# Stated task
Find and return each line containing "that".

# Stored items
★ ★ ★
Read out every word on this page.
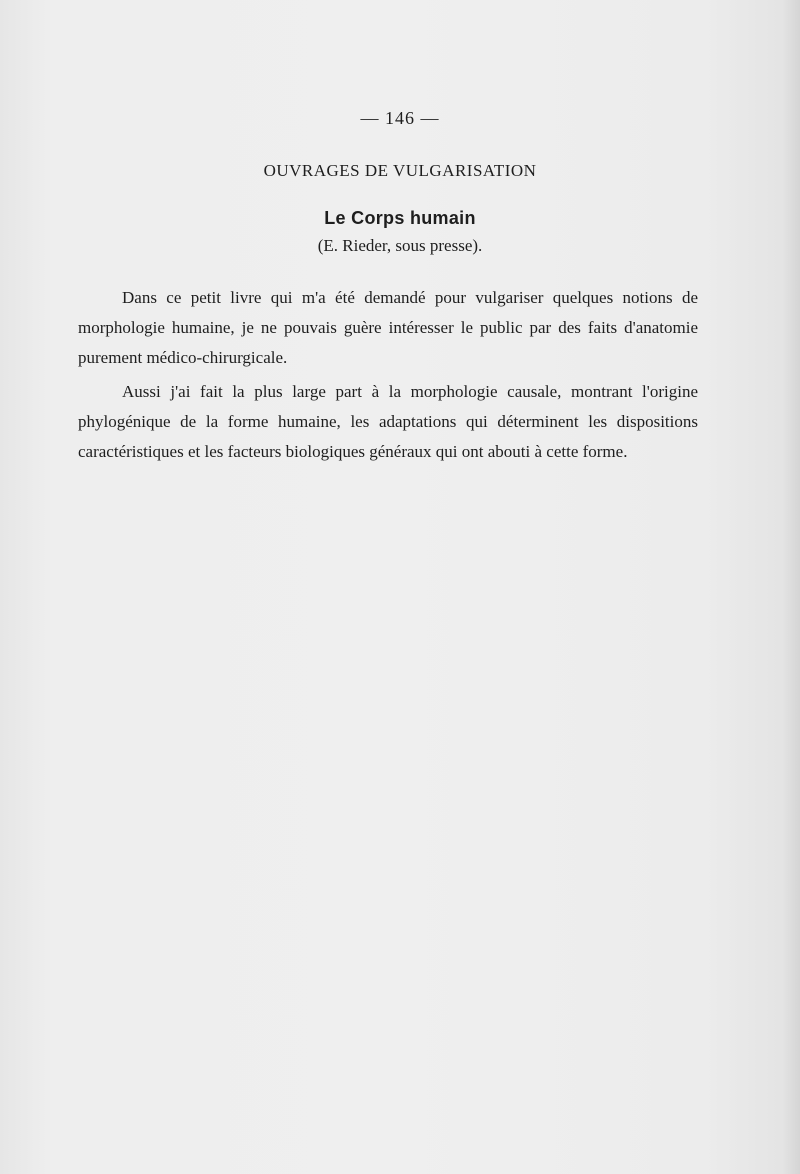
— 146 —
OUVRAGES DE VULGARISATION
Le Corps humain
(E. Rieder, sous presse).

Dans ce petit livre qui m'a été demandé pour vulgariser quelques notions de morphologie humaine, je ne pouvais guère intéresser le public par des faits d'anatomie purement médico-chirurgicale.

Aussi j'ai fait la plus large part à la morphologie causale, montrant l'origine phylogénique de la forme humaine, les adaptations qui déterminent les dispositions caractéristiques et les facteurs biologiques généraux qui ont abouti à cette forme.
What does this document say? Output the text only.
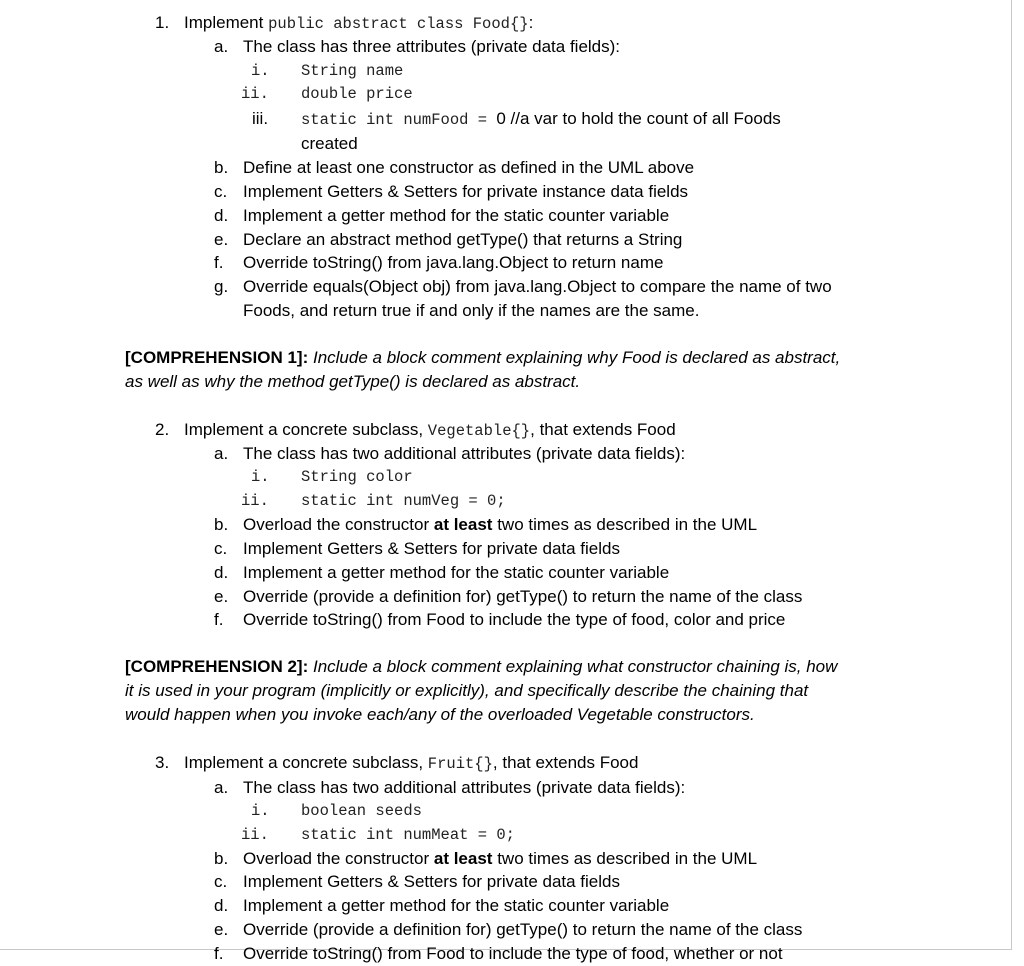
1. Implement public abstract class Food{}:
a. The class has three attributes (private data fields):
i. String name
ii. double price
iii. static int numFood = 0 //a var to hold the count of all Foods
created
b. Define at least one constructor as defined in the UML above
c. Implement Getters & Setters for private instance data fields
d. Implement a getter method for the static counter variable
e. Declare an abstract method getType() that returns a String
f. Override toString() from java.lang.Object to return name
g. Override equals(Object obj) from java.lang.Object to compare the name of two
Foods, and return true if and only if the names are the same.
[COMPREHENSION 1]: Include a block comment explaining why Food is declared as abstract,
as well as why the method getType() is declared as abstract.
2. Implement a concrete subclass, Vegetable{}, that extends Food
a. The class has two additional attributes (private data fields):
i. String color
ii. static int numVeg = 0;
b. Overload the constructor at least two times as described in the UML
c. Implement Getters & Setters for private data fields
d. Implement a getter method for the static counter variable
e. Override (provide a definition for) getType() to return the name of the class
f. Override toString() from Food to include the type of food, color and price
[COMPREHENSION 2]: Include a block comment explaining what constructor chaining is, how
it is used in your program (implicitly or explicitly), and specifically describe the chaining that
would happen when you invoke each/any of the overloaded Vegetable constructors.
3. Implement a concrete subclass, Fruit{}, that extends Food
a. The class has two additional attributes (private data fields):
i. boolean seeds
ii. static int numMeat = 0;
b. Overload the constructor at least two times as described in the UML
c. Implement Getters & Setters for private data fields
d. Implement a getter method for the static counter variable
e. Override (provide a definition for) getType() to return the name of the class
f. Override toString() from Food to include the type of food, whether or not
★ ★ ★
# Solved problem
e. Declare an abstract method getType() that returns a String
2. Implement a concrete subclass, Vegetable{}, that extends Food
it is used in your program (implicitly or explicitly), and specifically describe the chaining that
3. Implement a concrete subclass, Fruit{}, that extends Food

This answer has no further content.